ACTION ITEM:
Carry none of the pictures over; write out the complete data exactly.

DATA PROVIDED:
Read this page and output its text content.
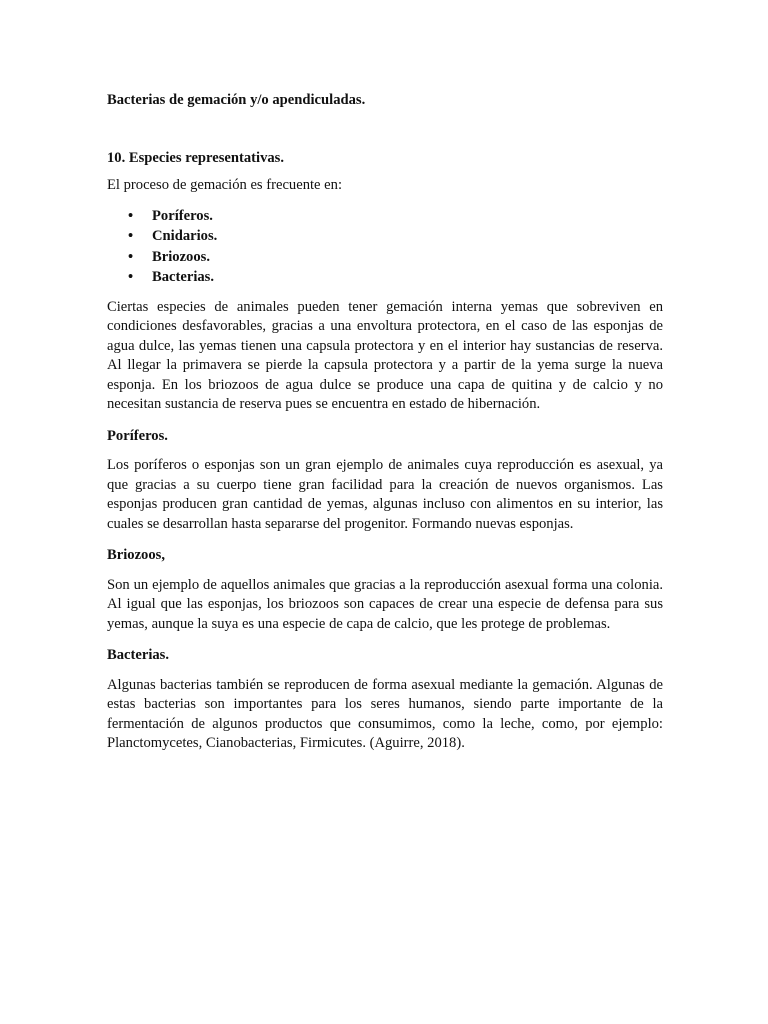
Bacterias de gemación y/o apendiculadas.

10. Especies representativas.

El proceso de gemación es frecuente en:

• Poríferos.
• Cnidarios.
• Briozoos.
• Bacterias.

Ciertas especies de animales pueden tener gemación interna yemas que sobreviven en condiciones desfavorables, gracias a una envoltura protectora, en el caso de las esponjas de agua dulce, las yemas tienen una capsula protectora y en el interior hay sustancias de reserva. Al llegar la primavera se pierde la capsula protectora y a partir de la yema surge la nueva esponja. En los briozoos de agua dulce se produce una capa de quitina y de calcio y no necesitan sustancia de reserva pues se encuentra en estado de hibernación.

Poríferos.

Los poríferos o esponjas son un gran ejemplo de animales cuya reproducción es asexual, ya que gracias a su cuerpo tiene gran facilidad para la creación de nuevos organismos. Las esponjas producen gran cantidad de yemas, algunas incluso con alimentos en su interior, las cuales se desarrollan hasta separarse del progenitor. Formando nuevas esponjas.

Briozoos,

Son un ejemplo de aquellos animales que gracias a la reproducción asexual forma una colonia. Al igual que las esponjas, los briozoos son capaces de crear una especie de defensa para sus yemas, aunque la suya es una especie de capa de calcio, que les protege de problemas.

Bacterias.

Algunas bacterias también se reproducen de forma asexual mediante la gemación. Algunas de estas bacterias son importantes para los seres humanos, siendo parte importante de la fermentación de algunos productos que consumimos, como la leche, como, por ejemplo: Planctomycetes, Cianobacterias, Firmicutes. (Aguirre, 2018).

ANSWER SECTION:
Read this page and output its text content.
Bacterias de gemación y/o apendiculadas.

10. Especies representativas.

El proceso de gemación es frecuente en:

• Poríferos.
• Cnidarios.
• Briozoos.
• Bacterias.

Ciertas especies de animales pueden tener gemación interna yemas que sobreviven en condiciones desfavorables, gracias a una envoltura protectora, en el caso de las esponjas de agua dulce, las yemas tienen una capsula protectora y en el interior hay sustancias de reserva. Al llegar la primavera se pierde la capsula protectora y a partir de la yema surge la nueva esponja. En los briozoos de agua dulce se produce una capa de quitina y de calcio y no necesitan sustancia de reserva pues se encuentra en estado de hibernación.

Poríferos.

Los poríferos o esponjas son un gran ejemplo de animales cuya reproducción es asexual, ya que gracias a su cuerpo tiene gran facilidad para la creación de nuevos organismos. Las esponjas producen gran cantidad de yemas, algunas incluso con alimentos en su interior, las cuales se desarrollan hasta separarse del progenitor. Formando nuevas esponjas.

Briozoos,

Son un ejemplo de aquellos animales que gracias a la reproducción asexual forma una colonia. Al igual que las esponjas, los briozoos son capaces de crear una especie de defensa para sus yemas, aunque la suya es una especie de capa de calcio, que les protege de problemas.

Bacterias.

Algunas bacterias también se reproducen de forma asexual mediante la gemación. Algunas de estas bacterias son importantes para los seres humanos, siendo parte importante de la fermentación de algunos productos que consumimos, como la leche, como, por ejemplo: Planctomycetes, Cianobacterias, Firmicutes. (Aguirre, 2018).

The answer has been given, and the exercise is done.